Liste des tâches ->
1 > Citez fidèlement tout ce qui va de « Dans le cas » jusqu'à « d'océans de magma. » dans l'extrait sur la convection.
2 > D'après l'extrait sur la convection, quelle espèce chimique inhibe la convection dans les atmosphères d'Uranus et de Neptune ?

Extrait fourni ->
☆ ☆ ☆

La convection régit la structure, les températures internes et le refroidissement des planètes. Lorsqu'une espèce chimique abondante condense, la chaleur latente libérée peut entraîner un transport de chaleur plus efficace. Cette situation nous est naturelle, car elle se produit dans l'atmosphère terrestre lors des orages, où la condensation de l'eau peut entraîner des mouvements ascendants très rapide et donner parfois naissance à des tempêtes dévastatrices. Le gradient de température à considérer dans ces conditions devient le gradient adiabatique humide, plus proche de l'isotherme. Il est représentatif d'un transport d'énergie efficace.
Cependant, lorsque les espèces condensables sont à la fois abondantes et plus lourdes que le gaz ou le fluide environnant, l'effet inverse peut se produire : la libération de chaleur latente maintient alors une abondance de ces espèces plus élevée que dans l'environnement, ce qui inhibe la convection. Cette inhibition se produit indépendamment du gradient de température lui-même, conduisant à une superadiabaticité potentiellement très marquée, contrôlée par d'autres processus disponibles pour le transport de chaleur (rayonnement, conduction) et par la précipitation des condensats.
Cette situation se produit avec le méthane dans les atmosphères d'Uranus et de Neptune. Elle pourrait également survenir avec l'eau sur Jupiter et Saturne, et expliquer certaines des structures observées par les missions Juno et Cassini. Dans les profondeurs de ces planètes, la chaleur latente libérée par les gouttelettes d'hélium lors de leur séparation de phase avec l'hydrogène crée également une barrière puissante à la convection, ce qui pourrait expliquer la dichotomie observée dans leurs champs magnétiques.
Dans le cas des exoplanètes, l'inhibition de la convection humide devrait prévaloir dans une grande variété de situations : dans les atmosphères d'exoplanètes riches en métaux et dominées par l'hydrogène, en particulier celles tempérées où des espèces condensables abondantes comme l'eau sont présentes. Elle devrait aussi affecter les structures internes des super-Terres dotées d'océans de magma.
Nous passerons en revue des simulations numériques incluant l'inhibition de la convection humide et discuterons de ses effets sur les atmosphères et les intérieurs planétaires, des planètes du système solaire aux exoplanètes.

☆ ☆ ☆

Données fournies ->

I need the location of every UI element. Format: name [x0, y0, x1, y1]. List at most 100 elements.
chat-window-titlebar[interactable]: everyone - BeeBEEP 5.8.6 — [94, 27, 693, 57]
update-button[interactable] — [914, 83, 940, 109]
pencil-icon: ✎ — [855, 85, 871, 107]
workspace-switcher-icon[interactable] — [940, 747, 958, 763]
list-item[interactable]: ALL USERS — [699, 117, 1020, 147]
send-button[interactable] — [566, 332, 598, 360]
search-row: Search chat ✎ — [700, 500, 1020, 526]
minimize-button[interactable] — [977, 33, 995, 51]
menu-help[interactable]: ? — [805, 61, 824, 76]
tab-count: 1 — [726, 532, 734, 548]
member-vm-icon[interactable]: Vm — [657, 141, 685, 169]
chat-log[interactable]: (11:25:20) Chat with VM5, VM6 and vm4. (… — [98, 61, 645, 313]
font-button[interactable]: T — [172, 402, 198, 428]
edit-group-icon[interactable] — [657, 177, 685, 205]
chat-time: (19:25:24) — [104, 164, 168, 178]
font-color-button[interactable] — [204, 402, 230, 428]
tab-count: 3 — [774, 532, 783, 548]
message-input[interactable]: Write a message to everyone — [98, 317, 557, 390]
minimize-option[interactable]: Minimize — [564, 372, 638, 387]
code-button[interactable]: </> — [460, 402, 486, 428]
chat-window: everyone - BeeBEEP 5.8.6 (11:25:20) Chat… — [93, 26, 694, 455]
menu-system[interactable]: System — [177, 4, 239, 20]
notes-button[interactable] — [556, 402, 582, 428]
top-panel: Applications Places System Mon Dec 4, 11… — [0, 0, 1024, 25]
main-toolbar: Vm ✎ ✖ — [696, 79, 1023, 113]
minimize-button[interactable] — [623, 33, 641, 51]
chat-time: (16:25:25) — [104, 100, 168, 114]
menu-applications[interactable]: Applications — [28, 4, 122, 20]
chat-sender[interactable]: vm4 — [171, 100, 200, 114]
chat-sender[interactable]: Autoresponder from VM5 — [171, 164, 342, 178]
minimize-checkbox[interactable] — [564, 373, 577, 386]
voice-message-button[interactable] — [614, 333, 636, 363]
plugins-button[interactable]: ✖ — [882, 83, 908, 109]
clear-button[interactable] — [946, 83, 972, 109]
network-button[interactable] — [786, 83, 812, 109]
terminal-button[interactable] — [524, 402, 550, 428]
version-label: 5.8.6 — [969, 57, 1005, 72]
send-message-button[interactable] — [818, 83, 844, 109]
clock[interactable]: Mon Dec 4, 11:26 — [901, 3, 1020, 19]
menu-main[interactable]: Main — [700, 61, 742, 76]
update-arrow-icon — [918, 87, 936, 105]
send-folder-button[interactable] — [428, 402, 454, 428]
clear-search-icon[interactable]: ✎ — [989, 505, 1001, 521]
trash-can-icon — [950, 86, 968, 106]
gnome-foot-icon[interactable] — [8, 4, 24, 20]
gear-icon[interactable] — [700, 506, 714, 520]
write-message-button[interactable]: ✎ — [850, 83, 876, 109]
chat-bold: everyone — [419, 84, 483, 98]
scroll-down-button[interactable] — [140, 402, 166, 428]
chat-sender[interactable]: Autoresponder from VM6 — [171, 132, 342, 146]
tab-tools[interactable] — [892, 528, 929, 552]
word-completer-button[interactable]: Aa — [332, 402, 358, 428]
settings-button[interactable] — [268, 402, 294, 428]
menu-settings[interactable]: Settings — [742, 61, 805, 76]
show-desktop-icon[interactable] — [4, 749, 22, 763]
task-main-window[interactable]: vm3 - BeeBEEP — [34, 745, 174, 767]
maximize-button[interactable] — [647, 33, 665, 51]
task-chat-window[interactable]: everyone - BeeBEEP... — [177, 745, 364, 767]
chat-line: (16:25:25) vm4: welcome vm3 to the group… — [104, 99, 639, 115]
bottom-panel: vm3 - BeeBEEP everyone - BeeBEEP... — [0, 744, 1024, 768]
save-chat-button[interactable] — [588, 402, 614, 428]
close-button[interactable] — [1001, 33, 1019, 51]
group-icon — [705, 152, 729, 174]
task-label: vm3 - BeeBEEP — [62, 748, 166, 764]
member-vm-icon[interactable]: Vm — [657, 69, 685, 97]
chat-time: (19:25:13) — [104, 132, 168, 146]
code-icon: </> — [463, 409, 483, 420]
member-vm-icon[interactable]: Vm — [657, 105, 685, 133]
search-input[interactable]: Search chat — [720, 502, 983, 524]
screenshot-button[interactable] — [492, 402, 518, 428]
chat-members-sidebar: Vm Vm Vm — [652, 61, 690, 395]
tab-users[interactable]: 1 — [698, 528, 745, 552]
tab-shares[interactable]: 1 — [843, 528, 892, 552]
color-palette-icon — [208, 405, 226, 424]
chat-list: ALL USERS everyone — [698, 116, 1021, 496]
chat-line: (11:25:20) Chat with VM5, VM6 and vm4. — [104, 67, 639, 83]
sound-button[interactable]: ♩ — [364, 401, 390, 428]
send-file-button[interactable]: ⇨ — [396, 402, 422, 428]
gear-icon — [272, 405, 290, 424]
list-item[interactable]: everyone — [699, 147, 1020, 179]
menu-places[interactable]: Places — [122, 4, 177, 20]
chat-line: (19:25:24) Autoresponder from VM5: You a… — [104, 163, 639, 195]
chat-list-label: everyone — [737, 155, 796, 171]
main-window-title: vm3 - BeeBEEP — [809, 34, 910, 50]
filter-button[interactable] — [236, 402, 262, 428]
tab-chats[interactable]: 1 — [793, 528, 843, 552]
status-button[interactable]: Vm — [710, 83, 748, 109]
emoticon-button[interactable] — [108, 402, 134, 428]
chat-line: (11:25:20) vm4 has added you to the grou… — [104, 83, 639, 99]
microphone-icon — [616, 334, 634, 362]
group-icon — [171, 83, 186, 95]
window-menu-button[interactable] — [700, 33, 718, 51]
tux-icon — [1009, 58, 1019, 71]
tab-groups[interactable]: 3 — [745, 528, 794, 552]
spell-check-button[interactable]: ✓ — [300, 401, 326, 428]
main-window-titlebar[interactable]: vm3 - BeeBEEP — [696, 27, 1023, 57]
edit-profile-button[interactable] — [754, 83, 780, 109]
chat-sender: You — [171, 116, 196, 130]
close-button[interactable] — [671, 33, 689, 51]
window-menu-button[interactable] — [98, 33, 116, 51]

☆ ☆ ☆

Liste des réponses ->
1 >
Dans le cas des exoplanètes, l'inhibition de la convection humide devrait prévaloir dans une grande variété de situations : dans les atmosphères d'exoplanètes riches en métaux et dominées par l'hydrogène, en particulier celles tempérées où des espèces condensables abondantes comme l'eau sont présentes. Elle devrait aussi affecter les structures internes des super-Terres dotées d'océans de magma.

2 > Le méthane.